◆ **DATA RECORDS**
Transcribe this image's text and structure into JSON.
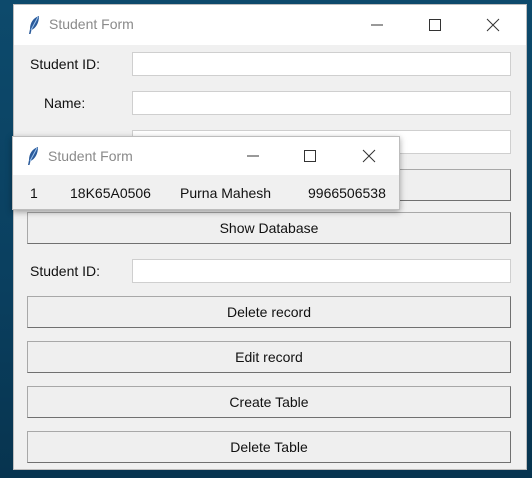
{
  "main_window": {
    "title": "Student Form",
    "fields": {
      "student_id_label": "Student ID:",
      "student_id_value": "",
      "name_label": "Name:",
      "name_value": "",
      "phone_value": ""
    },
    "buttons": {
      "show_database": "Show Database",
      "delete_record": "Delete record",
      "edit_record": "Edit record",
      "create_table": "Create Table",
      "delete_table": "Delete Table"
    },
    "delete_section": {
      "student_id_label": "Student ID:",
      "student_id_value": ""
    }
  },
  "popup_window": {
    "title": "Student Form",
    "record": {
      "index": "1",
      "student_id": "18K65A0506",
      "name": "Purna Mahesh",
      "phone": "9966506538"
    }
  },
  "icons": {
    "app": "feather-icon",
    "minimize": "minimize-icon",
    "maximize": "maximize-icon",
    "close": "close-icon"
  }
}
--
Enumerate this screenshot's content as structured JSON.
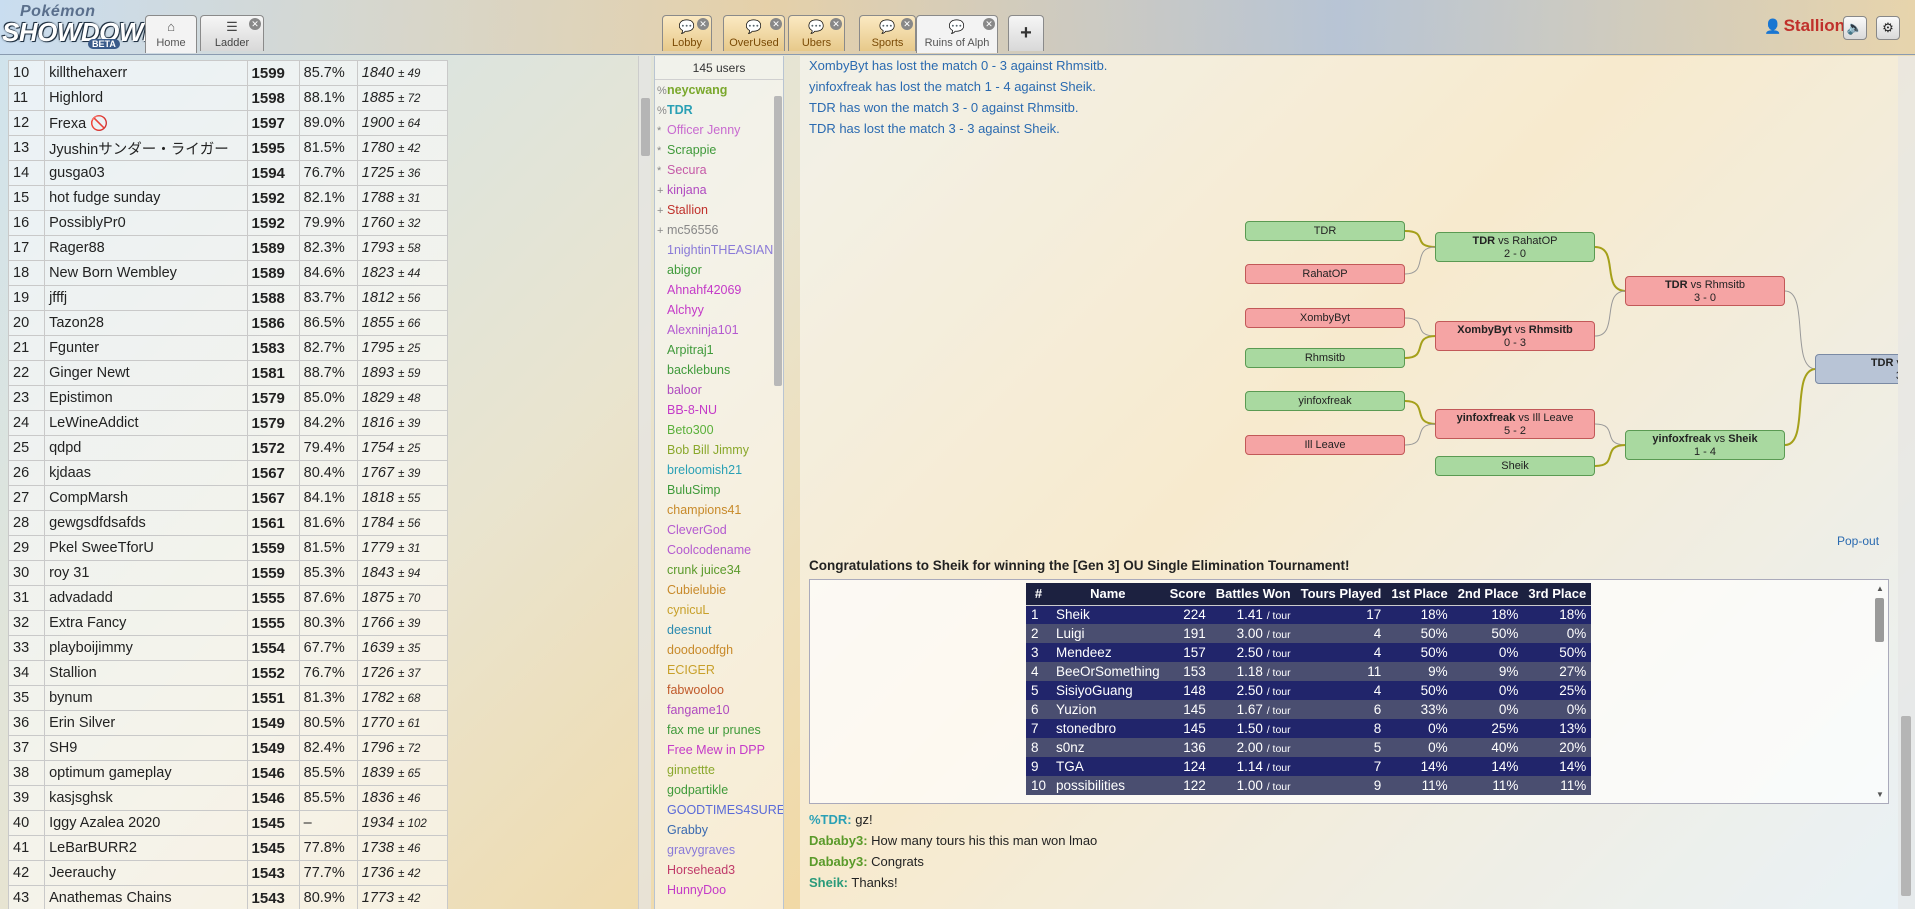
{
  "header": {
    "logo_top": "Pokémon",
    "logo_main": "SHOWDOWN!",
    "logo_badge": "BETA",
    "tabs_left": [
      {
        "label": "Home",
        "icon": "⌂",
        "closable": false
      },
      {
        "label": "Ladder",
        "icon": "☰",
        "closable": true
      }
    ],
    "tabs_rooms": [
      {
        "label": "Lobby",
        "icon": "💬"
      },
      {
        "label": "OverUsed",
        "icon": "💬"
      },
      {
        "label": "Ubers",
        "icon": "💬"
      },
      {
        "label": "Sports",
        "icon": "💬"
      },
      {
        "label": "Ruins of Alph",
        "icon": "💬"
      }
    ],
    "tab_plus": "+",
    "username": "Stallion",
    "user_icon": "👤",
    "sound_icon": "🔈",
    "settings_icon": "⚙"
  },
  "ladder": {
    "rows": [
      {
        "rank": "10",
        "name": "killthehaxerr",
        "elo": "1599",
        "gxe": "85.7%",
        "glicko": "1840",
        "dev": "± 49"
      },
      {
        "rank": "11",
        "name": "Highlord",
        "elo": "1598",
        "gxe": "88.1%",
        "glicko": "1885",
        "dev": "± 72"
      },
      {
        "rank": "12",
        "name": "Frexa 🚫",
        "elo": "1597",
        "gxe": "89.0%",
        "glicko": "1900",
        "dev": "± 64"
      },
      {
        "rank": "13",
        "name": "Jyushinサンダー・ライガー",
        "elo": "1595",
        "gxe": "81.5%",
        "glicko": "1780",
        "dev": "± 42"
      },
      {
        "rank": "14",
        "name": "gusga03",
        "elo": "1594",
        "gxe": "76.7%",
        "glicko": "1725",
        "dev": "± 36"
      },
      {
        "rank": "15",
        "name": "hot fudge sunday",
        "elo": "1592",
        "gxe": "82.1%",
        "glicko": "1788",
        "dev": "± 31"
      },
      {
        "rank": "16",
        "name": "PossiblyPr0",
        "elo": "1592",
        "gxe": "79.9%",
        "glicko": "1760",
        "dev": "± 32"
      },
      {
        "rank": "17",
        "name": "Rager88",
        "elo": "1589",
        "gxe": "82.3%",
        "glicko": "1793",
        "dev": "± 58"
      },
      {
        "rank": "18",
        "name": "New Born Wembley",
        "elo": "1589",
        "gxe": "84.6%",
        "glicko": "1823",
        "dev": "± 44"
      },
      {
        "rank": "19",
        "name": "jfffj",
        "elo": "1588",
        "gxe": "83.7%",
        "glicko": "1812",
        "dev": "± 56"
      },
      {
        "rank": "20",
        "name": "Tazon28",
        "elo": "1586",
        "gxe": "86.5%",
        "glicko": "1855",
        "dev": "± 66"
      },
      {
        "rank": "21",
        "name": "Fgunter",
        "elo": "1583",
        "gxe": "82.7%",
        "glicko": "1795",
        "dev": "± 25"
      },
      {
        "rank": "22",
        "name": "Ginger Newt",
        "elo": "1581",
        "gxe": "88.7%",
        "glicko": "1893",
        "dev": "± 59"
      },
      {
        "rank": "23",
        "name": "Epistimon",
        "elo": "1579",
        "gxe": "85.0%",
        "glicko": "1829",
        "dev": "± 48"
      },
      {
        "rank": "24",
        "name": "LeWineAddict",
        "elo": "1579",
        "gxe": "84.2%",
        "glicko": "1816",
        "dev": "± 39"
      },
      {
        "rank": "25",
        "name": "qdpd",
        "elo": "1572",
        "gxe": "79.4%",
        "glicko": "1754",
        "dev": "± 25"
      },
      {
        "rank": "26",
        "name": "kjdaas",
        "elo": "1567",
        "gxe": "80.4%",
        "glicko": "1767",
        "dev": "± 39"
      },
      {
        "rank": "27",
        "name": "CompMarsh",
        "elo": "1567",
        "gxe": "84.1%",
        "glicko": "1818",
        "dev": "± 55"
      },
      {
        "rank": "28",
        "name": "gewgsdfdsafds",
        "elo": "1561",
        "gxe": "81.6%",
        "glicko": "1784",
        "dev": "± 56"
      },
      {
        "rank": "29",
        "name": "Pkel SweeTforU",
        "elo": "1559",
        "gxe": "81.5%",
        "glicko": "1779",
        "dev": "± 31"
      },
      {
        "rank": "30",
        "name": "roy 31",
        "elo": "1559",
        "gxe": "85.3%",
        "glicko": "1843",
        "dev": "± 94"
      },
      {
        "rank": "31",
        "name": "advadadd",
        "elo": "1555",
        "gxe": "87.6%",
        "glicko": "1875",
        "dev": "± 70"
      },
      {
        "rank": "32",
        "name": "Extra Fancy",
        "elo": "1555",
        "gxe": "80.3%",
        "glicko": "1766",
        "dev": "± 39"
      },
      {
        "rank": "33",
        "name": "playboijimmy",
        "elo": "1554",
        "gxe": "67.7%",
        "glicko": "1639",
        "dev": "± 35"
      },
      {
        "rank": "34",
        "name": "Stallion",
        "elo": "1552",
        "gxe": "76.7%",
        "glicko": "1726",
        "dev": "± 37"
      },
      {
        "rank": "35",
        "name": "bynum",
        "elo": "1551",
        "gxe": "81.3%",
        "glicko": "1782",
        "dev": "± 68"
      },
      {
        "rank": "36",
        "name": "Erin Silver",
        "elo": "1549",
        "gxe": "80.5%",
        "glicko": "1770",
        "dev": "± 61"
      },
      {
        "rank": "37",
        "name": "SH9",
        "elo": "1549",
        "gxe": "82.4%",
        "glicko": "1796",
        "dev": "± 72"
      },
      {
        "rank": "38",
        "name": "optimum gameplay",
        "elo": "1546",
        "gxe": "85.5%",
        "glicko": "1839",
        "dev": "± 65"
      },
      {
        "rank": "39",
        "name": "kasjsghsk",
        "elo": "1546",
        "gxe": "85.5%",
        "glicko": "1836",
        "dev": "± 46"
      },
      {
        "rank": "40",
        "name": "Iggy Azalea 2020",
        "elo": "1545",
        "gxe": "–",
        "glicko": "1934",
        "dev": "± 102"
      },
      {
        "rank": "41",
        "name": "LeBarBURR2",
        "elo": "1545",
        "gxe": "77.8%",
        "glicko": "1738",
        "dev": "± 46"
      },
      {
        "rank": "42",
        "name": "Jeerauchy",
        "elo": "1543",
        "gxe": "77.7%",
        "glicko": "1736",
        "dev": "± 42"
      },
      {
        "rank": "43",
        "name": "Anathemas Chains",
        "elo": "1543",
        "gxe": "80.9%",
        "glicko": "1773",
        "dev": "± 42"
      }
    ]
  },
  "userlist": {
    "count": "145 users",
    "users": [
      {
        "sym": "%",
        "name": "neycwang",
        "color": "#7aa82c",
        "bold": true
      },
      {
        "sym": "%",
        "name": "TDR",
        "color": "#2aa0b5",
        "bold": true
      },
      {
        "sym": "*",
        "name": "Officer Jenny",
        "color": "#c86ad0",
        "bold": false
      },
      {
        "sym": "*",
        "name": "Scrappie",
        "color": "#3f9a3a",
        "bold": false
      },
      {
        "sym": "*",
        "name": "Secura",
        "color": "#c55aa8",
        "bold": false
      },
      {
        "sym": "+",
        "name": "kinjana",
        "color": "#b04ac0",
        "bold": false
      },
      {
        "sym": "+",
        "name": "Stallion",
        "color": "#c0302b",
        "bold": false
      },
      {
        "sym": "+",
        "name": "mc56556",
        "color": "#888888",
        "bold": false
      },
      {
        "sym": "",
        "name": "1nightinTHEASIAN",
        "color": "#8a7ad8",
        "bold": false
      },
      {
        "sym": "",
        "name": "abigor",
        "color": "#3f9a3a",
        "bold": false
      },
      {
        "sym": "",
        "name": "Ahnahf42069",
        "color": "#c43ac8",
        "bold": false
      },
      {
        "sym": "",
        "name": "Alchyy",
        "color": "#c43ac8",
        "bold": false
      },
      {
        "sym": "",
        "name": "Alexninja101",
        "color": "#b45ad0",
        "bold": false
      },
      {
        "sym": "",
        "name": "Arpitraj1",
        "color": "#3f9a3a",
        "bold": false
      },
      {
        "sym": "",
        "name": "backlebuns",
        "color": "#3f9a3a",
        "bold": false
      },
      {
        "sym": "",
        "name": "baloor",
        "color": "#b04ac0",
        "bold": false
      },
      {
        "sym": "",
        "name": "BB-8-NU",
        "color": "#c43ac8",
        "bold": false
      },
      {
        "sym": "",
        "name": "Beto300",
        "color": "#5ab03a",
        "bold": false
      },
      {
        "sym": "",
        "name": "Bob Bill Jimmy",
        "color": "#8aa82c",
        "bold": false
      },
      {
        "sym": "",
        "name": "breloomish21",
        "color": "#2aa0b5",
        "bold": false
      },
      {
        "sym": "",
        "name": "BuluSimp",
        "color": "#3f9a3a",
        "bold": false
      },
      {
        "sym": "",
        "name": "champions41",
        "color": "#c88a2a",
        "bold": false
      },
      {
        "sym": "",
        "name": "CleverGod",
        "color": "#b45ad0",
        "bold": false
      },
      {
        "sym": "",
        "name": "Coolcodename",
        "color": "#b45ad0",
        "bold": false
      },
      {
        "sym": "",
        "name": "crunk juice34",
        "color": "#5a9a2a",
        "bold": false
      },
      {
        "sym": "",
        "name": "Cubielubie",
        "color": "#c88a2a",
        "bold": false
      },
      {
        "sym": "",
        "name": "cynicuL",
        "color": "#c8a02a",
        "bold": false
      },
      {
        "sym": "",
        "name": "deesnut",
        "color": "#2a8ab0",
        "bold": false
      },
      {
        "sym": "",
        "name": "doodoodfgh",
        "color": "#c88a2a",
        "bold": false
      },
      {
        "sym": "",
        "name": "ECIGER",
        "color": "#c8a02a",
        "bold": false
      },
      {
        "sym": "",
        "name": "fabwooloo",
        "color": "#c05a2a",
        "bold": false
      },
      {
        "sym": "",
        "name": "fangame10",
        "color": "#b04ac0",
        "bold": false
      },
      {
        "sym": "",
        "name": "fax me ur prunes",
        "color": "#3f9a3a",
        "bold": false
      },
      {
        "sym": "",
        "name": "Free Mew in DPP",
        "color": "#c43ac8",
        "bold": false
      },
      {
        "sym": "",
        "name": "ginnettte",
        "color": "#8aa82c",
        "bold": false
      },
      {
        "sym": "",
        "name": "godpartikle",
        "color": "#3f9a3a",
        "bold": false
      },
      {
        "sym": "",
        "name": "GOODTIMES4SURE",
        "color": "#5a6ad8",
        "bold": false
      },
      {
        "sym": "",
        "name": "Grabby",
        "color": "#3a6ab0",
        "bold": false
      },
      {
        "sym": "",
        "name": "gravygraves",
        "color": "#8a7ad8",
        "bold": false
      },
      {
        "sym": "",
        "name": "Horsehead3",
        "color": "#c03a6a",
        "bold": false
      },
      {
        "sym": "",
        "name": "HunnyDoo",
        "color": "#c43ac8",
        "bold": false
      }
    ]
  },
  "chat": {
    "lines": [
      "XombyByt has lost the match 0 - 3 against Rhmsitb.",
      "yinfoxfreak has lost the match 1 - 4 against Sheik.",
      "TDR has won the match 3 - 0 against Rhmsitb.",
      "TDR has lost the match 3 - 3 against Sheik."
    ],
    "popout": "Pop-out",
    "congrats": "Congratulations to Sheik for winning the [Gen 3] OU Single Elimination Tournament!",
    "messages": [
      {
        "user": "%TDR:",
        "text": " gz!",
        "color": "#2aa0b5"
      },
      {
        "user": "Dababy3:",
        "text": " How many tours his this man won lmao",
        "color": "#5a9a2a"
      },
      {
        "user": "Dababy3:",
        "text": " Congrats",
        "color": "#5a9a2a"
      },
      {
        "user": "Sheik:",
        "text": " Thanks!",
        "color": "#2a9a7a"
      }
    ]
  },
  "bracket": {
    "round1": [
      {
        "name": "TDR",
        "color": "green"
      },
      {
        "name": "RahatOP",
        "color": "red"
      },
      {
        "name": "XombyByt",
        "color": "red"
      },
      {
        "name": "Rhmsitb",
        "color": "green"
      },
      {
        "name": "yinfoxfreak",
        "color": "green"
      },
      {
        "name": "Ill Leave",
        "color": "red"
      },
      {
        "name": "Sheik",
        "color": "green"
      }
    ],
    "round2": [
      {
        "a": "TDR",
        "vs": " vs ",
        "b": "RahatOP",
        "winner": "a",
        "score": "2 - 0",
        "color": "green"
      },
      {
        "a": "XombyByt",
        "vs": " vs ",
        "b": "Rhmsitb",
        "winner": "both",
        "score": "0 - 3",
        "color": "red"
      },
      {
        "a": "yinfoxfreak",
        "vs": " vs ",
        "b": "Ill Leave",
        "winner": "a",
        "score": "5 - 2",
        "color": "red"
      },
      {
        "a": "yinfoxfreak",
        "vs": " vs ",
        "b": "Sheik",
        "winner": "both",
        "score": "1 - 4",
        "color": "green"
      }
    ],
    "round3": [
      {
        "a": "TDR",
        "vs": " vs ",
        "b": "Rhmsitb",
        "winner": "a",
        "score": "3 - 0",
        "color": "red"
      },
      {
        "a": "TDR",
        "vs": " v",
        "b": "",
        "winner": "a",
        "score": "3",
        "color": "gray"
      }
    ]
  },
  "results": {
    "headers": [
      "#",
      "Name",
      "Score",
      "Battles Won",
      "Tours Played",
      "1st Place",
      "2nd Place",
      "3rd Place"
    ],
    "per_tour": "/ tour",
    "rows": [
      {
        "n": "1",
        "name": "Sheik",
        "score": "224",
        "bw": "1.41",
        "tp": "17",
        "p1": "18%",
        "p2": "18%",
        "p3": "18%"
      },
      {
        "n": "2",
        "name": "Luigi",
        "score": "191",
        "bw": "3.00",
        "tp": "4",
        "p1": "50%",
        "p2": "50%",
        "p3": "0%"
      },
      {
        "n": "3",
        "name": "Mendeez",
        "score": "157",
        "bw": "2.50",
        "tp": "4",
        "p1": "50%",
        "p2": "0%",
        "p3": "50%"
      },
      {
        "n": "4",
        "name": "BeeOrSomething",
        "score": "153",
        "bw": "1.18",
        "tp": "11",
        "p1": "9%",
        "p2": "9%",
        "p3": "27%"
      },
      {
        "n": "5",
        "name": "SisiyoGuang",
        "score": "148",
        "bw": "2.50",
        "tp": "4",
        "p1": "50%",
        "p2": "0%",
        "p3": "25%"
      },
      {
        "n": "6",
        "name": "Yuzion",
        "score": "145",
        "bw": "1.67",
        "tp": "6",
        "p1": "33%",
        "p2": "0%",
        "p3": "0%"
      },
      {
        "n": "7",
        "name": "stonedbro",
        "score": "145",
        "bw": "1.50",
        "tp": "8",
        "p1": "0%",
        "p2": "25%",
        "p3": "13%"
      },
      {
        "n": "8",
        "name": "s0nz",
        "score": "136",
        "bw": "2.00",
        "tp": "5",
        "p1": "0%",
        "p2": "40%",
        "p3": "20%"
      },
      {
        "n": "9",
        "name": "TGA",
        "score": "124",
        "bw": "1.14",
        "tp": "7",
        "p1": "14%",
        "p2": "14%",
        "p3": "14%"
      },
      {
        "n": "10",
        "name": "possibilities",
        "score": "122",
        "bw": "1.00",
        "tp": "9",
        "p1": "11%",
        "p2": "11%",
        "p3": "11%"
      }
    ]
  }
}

◆ **INSTRUCTIONS TO FOLLOW**
Using the listing, say how many lines include the word "lost", and add nothing else.

◆ **THE SOLUTION**
3